**Requirements:** Show all lines from the data that include the word "Relationship".

**Data excerpts:**
[BEGIN]

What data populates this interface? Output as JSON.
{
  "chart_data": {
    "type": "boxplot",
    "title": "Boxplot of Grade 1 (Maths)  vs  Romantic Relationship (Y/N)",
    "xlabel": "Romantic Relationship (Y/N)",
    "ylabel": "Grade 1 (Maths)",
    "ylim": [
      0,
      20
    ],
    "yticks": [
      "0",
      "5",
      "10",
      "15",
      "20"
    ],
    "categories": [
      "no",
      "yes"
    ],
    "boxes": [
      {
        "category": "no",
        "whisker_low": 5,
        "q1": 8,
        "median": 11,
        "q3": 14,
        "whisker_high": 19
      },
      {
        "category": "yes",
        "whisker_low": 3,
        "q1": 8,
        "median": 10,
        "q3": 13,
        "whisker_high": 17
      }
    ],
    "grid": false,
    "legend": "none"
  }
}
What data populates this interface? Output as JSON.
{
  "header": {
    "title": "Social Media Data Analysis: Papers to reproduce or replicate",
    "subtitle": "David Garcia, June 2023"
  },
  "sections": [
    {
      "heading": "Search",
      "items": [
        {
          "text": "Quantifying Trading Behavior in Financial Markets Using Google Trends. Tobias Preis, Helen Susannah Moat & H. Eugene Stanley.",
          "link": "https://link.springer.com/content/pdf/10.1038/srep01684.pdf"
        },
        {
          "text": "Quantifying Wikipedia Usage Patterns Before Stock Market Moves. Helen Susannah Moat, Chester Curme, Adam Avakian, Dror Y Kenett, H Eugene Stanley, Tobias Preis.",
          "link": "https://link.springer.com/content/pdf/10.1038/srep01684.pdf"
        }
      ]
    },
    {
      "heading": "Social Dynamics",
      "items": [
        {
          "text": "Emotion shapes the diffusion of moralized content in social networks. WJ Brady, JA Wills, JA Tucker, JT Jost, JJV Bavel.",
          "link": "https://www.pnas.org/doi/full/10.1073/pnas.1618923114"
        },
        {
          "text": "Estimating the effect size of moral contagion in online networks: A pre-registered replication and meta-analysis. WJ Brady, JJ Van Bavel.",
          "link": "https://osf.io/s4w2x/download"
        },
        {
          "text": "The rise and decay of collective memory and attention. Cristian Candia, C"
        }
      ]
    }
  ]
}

[END]

**Output for this exercise:**
    "title": "Boxplot of Grade 1 (Maths)  vs  Romantic Relationship (Y/N)",
    "xlabel": "Romantic Relationship (Y/N)",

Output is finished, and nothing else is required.